Doctoral advisor Paul A. Weiss
Known for split-brain research
Notable awards 1981 Nobel Prize in Medicine

Roger Wolcott Sperry (August 20, 1913 – April 17, 1994) was a neuropsychologist, neurobiologist and Nobel laureate who, together with David Hunter Hubel and Torsten Nils Wiesel, won the 1981 Nobel Prize in Medicine for his work with split-brain research.

Sperry was born in Hartford, Connecticut, to Francis Bushnell and Florence Kraemer Sperry. His father was in banking, and his mother trained in business school. Roger had one brother, Russell Loomis. Their father died when Roger was 11. Afterwards, his mother became assistant to the principal in the local high school.

**Information given:**
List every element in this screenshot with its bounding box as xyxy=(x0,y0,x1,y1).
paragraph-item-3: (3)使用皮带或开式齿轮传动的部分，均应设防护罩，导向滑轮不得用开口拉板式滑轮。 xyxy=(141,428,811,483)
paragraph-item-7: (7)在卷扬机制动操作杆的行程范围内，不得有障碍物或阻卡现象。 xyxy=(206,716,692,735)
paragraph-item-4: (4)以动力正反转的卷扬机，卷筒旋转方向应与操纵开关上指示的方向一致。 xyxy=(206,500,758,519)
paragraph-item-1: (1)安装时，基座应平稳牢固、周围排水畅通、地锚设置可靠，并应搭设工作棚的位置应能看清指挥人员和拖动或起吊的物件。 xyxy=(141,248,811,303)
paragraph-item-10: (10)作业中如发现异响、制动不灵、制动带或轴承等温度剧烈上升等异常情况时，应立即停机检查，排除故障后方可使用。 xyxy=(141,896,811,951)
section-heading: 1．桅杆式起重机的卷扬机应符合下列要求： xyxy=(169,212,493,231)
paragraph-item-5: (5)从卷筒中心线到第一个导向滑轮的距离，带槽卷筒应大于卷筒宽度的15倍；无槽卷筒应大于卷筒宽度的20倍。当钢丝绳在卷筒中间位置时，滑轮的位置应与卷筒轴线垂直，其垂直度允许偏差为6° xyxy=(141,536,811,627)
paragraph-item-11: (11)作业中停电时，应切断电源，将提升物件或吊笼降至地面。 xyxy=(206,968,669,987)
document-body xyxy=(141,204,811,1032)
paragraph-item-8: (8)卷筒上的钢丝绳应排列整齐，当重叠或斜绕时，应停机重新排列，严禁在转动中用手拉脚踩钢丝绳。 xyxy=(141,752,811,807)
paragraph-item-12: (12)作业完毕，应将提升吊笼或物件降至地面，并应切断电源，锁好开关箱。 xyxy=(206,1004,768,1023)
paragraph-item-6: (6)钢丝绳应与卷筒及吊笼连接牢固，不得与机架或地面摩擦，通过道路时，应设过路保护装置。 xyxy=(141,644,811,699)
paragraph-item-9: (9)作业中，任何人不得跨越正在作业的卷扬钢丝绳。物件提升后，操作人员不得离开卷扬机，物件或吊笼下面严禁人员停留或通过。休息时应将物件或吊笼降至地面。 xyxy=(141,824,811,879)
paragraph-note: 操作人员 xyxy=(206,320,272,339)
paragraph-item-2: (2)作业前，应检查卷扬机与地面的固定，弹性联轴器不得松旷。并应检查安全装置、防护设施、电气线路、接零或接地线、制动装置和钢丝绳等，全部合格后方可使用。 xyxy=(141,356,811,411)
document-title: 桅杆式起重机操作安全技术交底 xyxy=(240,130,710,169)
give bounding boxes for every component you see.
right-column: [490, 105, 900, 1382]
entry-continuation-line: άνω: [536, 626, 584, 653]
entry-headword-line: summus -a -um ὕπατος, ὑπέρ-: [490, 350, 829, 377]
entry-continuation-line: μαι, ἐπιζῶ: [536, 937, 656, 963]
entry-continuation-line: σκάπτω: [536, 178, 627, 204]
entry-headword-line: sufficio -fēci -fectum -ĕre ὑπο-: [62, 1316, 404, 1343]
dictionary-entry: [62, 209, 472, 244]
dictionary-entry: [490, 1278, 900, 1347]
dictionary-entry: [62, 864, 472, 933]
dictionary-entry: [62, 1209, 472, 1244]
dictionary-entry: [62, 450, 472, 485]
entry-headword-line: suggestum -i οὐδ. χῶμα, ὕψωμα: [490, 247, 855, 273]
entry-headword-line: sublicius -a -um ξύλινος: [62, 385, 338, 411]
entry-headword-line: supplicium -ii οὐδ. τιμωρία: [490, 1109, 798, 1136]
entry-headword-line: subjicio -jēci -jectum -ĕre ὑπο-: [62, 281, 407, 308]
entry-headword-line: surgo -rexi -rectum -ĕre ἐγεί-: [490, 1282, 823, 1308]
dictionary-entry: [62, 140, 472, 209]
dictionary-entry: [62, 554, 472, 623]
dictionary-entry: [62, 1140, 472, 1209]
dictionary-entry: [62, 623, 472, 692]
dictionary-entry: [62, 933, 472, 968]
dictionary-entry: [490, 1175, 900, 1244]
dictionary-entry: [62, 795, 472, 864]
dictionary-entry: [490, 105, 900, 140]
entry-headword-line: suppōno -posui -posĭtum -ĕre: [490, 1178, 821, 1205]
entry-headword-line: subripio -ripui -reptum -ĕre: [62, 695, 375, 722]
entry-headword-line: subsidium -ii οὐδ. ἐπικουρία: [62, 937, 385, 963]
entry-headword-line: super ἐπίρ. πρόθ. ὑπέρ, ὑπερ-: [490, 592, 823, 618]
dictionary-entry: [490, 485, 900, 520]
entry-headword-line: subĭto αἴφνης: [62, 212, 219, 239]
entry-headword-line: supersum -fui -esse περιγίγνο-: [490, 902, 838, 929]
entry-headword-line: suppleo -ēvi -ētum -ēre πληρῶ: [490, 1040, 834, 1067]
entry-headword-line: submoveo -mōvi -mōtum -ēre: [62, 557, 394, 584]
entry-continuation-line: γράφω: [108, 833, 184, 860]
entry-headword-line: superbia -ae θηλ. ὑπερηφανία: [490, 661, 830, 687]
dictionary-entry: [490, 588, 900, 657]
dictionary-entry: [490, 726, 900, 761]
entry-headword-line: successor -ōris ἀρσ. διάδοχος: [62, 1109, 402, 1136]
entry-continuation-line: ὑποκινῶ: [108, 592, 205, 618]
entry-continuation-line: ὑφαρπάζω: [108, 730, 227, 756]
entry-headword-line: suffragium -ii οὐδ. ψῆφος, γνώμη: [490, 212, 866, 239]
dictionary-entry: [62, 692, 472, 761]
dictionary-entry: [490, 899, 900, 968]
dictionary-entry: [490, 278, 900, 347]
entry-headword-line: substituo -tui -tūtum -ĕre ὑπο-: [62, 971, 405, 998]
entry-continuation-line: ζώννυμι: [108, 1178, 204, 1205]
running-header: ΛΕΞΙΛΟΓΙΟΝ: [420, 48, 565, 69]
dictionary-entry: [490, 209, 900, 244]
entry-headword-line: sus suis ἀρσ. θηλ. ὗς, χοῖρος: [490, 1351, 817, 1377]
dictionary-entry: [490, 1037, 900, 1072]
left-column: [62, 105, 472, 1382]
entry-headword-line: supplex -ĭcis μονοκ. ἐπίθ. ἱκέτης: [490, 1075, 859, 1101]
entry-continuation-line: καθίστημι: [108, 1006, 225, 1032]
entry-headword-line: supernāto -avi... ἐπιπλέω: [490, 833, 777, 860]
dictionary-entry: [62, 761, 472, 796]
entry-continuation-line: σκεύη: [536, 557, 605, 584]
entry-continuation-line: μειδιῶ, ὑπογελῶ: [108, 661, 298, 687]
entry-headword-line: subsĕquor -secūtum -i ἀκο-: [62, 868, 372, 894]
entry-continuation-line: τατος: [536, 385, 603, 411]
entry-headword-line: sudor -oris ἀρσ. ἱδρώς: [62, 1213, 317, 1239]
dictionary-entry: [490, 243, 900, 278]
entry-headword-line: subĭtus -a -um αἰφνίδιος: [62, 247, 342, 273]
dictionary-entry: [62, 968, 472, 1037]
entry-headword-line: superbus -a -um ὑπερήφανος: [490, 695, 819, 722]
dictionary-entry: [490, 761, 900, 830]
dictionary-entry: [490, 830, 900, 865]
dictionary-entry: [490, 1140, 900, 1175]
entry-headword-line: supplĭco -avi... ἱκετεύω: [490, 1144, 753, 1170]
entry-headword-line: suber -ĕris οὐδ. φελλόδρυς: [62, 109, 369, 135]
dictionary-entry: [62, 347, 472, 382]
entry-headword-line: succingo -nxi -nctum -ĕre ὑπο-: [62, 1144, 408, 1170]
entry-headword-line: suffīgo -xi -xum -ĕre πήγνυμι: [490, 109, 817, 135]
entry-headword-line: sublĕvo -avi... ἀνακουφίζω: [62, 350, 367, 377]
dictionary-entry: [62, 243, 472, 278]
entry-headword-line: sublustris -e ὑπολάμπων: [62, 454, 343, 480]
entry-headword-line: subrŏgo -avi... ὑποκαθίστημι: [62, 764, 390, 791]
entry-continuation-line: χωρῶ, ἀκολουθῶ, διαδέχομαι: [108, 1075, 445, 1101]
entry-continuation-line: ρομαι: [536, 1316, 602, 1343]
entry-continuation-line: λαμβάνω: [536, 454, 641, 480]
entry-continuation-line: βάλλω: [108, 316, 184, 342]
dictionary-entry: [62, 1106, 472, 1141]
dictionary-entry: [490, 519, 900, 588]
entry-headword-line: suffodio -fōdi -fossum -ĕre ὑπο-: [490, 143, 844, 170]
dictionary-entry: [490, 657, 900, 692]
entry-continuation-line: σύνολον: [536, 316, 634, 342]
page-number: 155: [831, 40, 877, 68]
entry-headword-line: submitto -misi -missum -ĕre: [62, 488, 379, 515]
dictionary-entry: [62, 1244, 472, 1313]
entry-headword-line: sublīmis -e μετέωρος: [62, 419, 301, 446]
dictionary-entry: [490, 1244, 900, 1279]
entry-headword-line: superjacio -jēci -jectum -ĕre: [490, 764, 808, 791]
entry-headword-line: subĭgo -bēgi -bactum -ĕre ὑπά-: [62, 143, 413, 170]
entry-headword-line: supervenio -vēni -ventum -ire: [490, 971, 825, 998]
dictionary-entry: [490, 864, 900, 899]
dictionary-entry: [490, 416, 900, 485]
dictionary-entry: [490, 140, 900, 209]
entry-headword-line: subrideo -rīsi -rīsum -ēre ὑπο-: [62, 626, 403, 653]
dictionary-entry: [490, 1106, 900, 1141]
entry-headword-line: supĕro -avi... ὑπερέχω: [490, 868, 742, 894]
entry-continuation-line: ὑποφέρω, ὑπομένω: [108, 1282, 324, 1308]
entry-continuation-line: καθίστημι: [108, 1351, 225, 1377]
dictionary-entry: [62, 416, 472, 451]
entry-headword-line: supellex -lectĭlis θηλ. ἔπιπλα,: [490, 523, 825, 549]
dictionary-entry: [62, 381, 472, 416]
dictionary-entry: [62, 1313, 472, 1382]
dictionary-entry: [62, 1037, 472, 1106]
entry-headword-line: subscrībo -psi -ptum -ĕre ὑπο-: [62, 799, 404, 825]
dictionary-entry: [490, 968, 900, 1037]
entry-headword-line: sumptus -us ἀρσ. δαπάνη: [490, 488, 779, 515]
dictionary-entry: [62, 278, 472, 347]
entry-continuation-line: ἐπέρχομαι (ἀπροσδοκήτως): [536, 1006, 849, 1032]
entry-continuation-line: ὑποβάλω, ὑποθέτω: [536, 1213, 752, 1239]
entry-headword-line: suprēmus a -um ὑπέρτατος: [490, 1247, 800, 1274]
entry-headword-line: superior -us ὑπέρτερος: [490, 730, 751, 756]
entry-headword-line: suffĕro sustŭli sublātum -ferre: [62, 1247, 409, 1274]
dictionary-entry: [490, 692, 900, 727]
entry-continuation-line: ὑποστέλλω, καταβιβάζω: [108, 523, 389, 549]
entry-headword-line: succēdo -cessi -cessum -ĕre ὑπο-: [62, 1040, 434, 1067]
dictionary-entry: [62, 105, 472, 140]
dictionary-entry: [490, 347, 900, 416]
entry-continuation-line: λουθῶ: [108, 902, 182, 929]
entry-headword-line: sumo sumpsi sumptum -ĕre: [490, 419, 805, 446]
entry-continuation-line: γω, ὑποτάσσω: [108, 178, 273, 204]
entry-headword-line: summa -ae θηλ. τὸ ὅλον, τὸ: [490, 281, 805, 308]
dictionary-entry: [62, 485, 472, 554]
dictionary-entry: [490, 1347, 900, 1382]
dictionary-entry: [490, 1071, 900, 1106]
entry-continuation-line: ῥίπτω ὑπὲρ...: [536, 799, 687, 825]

**Study questions:**
**1.** From the Roger Sperry passage, copy the words starting at "Doctoral advisor Paul" and ending at "local high school.".
**2.** According to the Roger Sperry passage, what earned Sperry the 1981 Nobel Prize in Medicine? Answer in one to three sentences.
The records can be set aside; nothing here depends on them.

**Answers:**
**1.**
Doctoral advisor Paul A. Weiss
Known for split-brain research
Notable awards 1981 Nobel Prize in Medicine

Roger Wolcott Sperry (August 20, 1913 – April 17, 1994) was a neuropsychologist, neurobiologist and Nobel laureate who, together with David Hunter Hubel and Torsten Nils Wiesel, won the 1981 Nobel Prize in Medicine for his work with split-brain research.

Sperry was born in Hartford, Connecticut, to Francis Bushnell and Florence Kraemer Sperry. His father was in banking, and his mother trained in business school. Roger had one brother, Russell Loomis. Their father died when Roger was 11. Afterwards, his mother became assistant to the principal in the local high school.

**2.** Sperry won the 1981 Nobel Prize in Medicine for his work in split-brain research. He shared the prize with David Hunter Hubel and Torsten Nils Wiesel.